— WORK REQUIRED —
Return each line of the data below verbatim; pictures are to be left out.

— DATA IN THIS EXERCISE —
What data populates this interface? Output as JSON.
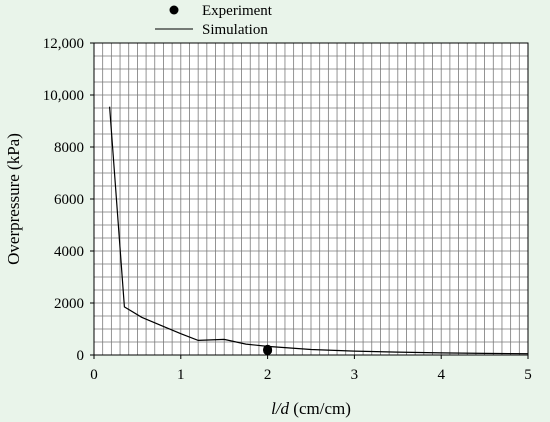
{
  "chart_data": {
    "type": "line",
    "title": "",
    "xlabel_italic": "l/d",
    "xlabel_units": " (cm/cm)",
    "ylabel": "Overpressure (kPa)",
    "xlim": [
      0,
      5
    ],
    "ylim": [
      0,
      12000
    ],
    "x_ticks": [
      0,
      1,
      2,
      3,
      4,
      5
    ],
    "x_tick_labels": [
      "0",
      "1",
      "2",
      "3",
      "4",
      "5"
    ],
    "y_ticks": [
      0,
      2000,
      4000,
      6000,
      8000,
      10000,
      12000
    ],
    "y_tick_labels": [
      "0",
      "2000",
      "4000",
      "6000",
      "8000",
      "10,000",
      "12,000"
    ],
    "grid": true,
    "legend_position": "top-center",
    "series": [
      {
        "name": "Experiment",
        "kind": "scatter",
        "x": [
          2.0,
          2.0
        ],
        "y": [
          220,
          170
        ]
      },
      {
        "name": "Simulation",
        "kind": "line",
        "x": [
          0.18,
          0.35,
          0.55,
          0.8,
          1.0,
          1.2,
          1.5,
          1.75,
          2.0,
          2.5,
          3.0,
          3.5,
          4.0,
          4.5,
          5.0
        ],
        "y": [
          9550,
          1850,
          1450,
          1100,
          820,
          560,
          600,
          420,
          330,
          210,
          150,
          110,
          80,
          60,
          50
        ]
      }
    ],
    "colors": {
      "line": "#000000",
      "marker": "#000000",
      "grid": "#7a7a7a",
      "background": "#e9f4ea",
      "plot_background": "#ffffff"
    }
  }
}
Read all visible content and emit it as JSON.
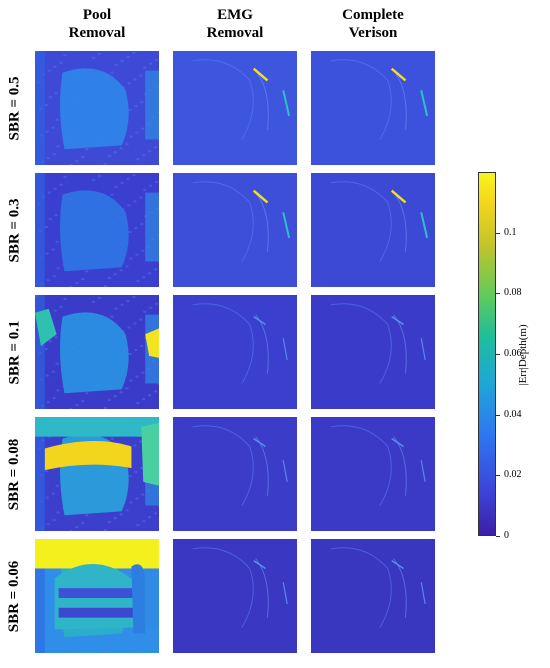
{
  "columns": [
    {
      "key": "pool",
      "label": "Pool\nRemoval"
    },
    {
      "key": "emg",
      "label": "EMG\nRemoval"
    },
    {
      "key": "complete",
      "label": "Complete\nVerison"
    }
  ],
  "rows": [
    {
      "label": "SBR = 0.5"
    },
    {
      "label": "SBR = 0.3"
    },
    {
      "label": "SBR = 0.1"
    },
    {
      "label": "SBR = 0.08"
    },
    {
      "label": "SBR = 0.06"
    }
  ],
  "colorbar": {
    "label": "|Err|Depth(m)",
    "min": 0,
    "max": 0.12,
    "ticks": [
      "0",
      "0.02",
      "0.04",
      "0.06",
      "0.08",
      "0.1"
    ],
    "tick_values": [
      0,
      0.02,
      0.04,
      0.06,
      0.08,
      0.1
    ]
  },
  "colors": {
    "low": "#3b1fa6",
    "mid": "#1fbe9a",
    "high": "#f9f51d"
  }
}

— RESPONSE TO THIS EXERCISE —
What data populates this interface? Output as JSON.
{
  "chart_data": {
    "type": "line",
    "title": "",
    "xlabel_italic": "l/d",
    "xlabel_units": " (cm/cm)",
    "ylabel": "Overpressure (kPa)",
    "xlim": [
      0,
      5
    ],
    "ylim": [
      0,
      12000
    ],
    "x_ticks": [
      0,
      1,
      2,
      3,
      4,
      5
    ],
    "x_tick_labels": [
      "0",
      "1",
      "2",
      "3",
      "4",
      "5"
    ],
    "y_ticks": [
      0,
      2000,
      4000,
      6000,
      8000,
      10000,
      12000
    ],
    "y_tick_labels": [
      "0",
      "2000",
      "4000",
      "6000",
      "8000",
      "10,000",
      "12,000"
    ],
    "grid": true,
    "legend_position": "top-center",
    "series": [
      {
        "name": "Experiment",
        "kind": "scatter",
        "x": [
          2.0,
          2.0
        ],
        "y": [
          220,
          170
        ]
      },
      {
        "name": "Simulation",
        "kind": "line",
        "x": [
          0.18,
          0.35,
          0.55,
          0.8,
          1.0,
          1.2,
          1.5,
          1.75,
          2.0,
          2.5,
          3.0,
          3.5,
          4.0,
          4.5,
          5.0
        ],
        "y": [
          9550,
          1850,
          1450,
          1100,
          820,
          560,
          600,
          420,
          330,
          210,
          150,
          110,
          80,
          60,
          50
        ]
      }
    ],
    "colors": {
      "line": "#000000",
      "marker": "#000000",
      "grid": "#7a7a7a",
      "background": "#e9f4ea",
      "plot_background": "#ffffff"
    }
  }
}
Read all visible content and emit it as JSON.
{
  "columns": [
    {
      "key": "pool",
      "label": "Pool\nRemoval"
    },
    {
      "key": "emg",
      "label": "EMG\nRemoval"
    },
    {
      "key": "complete",
      "label": "Complete\nVerison"
    }
  ],
  "rows": [
    {
      "label": "SBR = 0.5"
    },
    {
      "label": "SBR = 0.3"
    },
    {
      "label": "SBR = 0.1"
    },
    {
      "label": "SBR = 0.08"
    },
    {
      "label": "SBR = 0.06"
    }
  ],
  "colorbar": {
    "label": "|Err|Depth(m)",
    "min": 0,
    "max": 0.12,
    "ticks": [
      "0",
      "0.02",
      "0.04",
      "0.06",
      "0.08",
      "0.1"
    ],
    "tick_values": [
      0,
      0.02,
      0.04,
      0.06,
      0.08,
      0.1
    ]
  },
  "colors": {
    "low": "#3b1fa6",
    "mid": "#1fbe9a",
    "high": "#f9f51d"
  }
}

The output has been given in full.